• _Exercise aim_
Scan the material for the word "JSON", and copy each line where it shows up.

_ _ _

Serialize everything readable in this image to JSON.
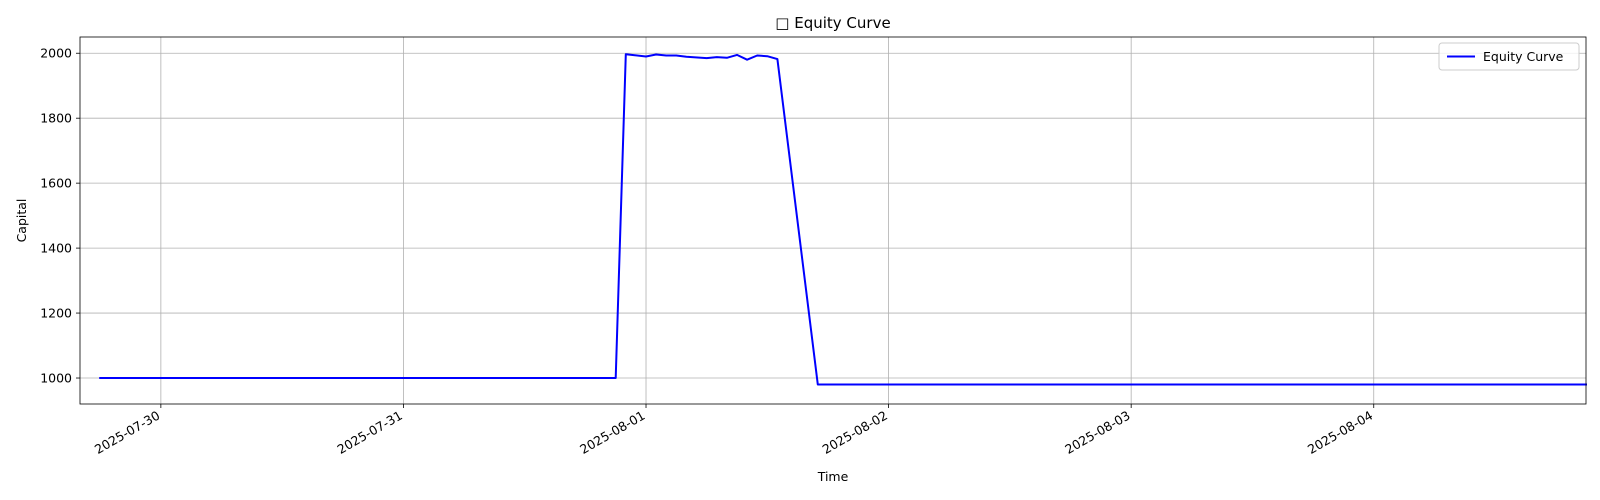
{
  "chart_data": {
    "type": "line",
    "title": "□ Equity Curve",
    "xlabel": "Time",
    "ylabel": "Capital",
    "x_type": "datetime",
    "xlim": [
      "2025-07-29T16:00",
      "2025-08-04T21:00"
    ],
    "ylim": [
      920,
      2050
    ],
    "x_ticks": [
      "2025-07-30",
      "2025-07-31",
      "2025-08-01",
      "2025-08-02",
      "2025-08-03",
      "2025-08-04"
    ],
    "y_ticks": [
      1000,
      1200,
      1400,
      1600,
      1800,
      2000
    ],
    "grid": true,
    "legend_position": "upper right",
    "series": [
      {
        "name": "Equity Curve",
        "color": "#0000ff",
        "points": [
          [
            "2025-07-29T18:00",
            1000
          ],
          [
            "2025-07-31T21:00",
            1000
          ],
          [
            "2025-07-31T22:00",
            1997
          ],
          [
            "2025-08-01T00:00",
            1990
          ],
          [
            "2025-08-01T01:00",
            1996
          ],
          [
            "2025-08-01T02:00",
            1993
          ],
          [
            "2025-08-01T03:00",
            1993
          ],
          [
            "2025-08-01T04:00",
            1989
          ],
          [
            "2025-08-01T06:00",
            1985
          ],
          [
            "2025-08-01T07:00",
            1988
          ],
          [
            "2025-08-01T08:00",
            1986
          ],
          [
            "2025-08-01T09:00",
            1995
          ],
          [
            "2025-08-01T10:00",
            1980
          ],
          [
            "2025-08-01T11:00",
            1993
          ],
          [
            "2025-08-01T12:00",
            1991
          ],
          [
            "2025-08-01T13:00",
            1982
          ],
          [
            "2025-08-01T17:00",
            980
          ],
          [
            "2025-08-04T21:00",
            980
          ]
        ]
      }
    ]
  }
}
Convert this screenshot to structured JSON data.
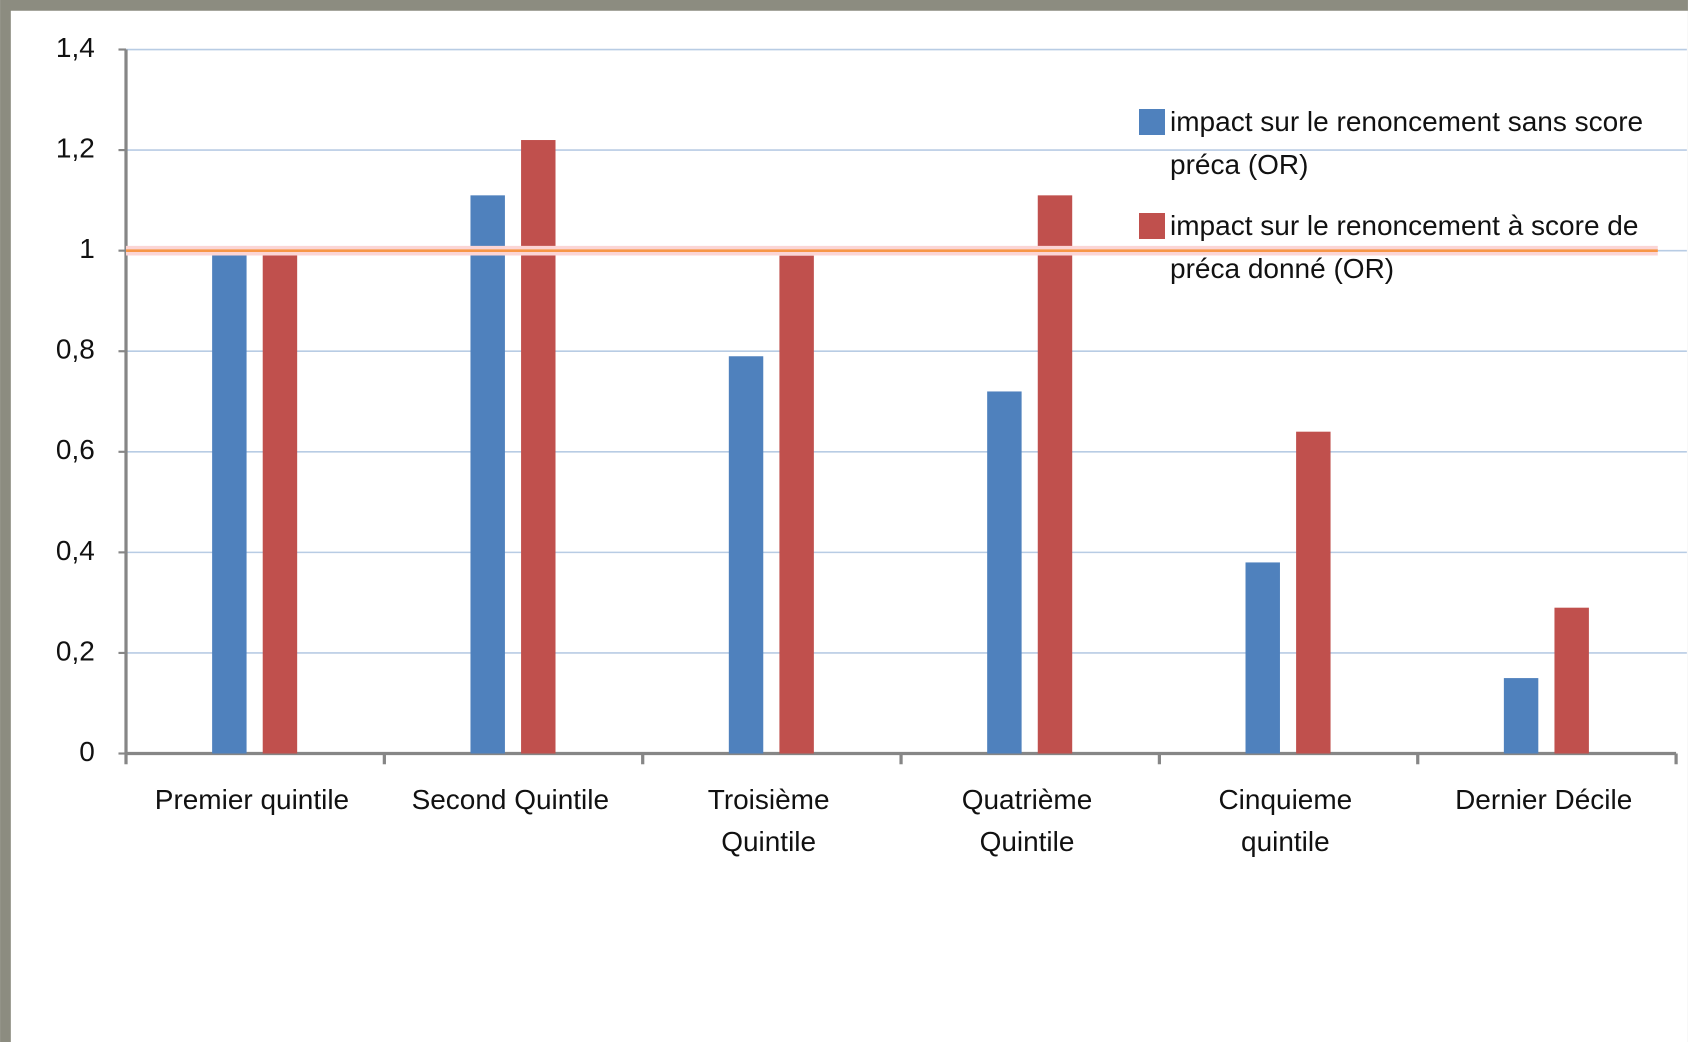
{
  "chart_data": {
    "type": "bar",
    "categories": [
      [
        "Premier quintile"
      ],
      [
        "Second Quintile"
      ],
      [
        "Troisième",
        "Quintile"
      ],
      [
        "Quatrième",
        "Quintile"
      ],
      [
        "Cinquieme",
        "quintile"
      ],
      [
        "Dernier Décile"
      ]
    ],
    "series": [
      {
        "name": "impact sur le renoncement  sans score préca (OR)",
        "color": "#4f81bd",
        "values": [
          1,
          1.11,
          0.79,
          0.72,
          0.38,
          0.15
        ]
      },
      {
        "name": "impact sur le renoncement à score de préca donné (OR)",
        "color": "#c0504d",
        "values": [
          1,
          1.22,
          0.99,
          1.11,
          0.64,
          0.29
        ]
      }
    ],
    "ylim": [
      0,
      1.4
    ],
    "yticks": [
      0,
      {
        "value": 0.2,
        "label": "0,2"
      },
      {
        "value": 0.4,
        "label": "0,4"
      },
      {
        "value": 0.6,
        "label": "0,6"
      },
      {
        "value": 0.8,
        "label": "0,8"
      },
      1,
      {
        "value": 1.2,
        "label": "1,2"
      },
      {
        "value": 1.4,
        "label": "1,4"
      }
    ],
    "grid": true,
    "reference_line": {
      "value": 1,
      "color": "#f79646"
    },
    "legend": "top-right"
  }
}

_ _ _

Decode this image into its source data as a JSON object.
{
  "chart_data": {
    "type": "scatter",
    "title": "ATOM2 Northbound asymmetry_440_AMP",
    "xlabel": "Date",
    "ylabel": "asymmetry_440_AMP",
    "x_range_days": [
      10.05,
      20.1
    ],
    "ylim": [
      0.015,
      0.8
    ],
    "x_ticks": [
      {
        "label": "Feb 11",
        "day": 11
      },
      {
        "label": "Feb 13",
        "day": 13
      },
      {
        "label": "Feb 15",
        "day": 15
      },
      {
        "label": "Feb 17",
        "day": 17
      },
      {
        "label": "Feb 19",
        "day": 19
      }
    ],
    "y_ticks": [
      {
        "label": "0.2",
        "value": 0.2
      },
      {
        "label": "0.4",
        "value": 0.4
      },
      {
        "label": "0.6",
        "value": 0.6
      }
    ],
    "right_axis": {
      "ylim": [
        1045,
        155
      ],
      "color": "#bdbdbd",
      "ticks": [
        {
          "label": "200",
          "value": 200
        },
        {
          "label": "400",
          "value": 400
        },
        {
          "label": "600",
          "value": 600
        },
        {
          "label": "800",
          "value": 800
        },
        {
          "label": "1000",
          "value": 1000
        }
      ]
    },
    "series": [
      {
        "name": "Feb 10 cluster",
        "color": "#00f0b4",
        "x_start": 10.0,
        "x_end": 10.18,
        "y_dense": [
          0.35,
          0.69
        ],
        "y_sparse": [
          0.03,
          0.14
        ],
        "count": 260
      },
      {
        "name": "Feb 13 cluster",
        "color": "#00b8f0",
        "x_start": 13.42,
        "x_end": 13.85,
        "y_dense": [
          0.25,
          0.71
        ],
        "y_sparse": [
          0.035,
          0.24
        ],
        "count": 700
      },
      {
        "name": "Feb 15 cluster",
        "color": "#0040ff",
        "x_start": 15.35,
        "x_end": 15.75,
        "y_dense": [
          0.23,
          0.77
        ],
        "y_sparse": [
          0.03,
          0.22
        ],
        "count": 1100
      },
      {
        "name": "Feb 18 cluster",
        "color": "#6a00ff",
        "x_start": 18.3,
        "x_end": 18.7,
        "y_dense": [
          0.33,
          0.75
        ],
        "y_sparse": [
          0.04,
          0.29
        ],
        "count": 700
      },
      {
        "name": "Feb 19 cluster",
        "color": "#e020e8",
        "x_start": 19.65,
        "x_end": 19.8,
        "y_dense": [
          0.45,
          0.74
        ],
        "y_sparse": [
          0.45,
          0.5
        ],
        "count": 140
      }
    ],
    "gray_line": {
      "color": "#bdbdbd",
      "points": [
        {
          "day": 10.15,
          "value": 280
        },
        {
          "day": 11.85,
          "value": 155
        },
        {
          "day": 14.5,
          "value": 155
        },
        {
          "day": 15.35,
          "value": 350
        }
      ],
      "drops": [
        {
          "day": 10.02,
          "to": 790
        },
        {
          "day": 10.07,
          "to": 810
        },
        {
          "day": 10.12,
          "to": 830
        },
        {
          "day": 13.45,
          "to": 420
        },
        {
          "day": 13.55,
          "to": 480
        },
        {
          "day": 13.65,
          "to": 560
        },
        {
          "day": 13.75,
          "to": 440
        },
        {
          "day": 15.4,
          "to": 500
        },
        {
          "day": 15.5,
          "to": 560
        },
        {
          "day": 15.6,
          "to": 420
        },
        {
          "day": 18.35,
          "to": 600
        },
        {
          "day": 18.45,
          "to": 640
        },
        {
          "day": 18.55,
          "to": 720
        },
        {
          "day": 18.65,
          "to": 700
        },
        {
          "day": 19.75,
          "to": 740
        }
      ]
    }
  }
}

_ _ _

• _Task response_
Serialize everything readable in this image to JSON.
Convert this screenshot to structured JSON data.
Decode this image into its source data as a JSON object.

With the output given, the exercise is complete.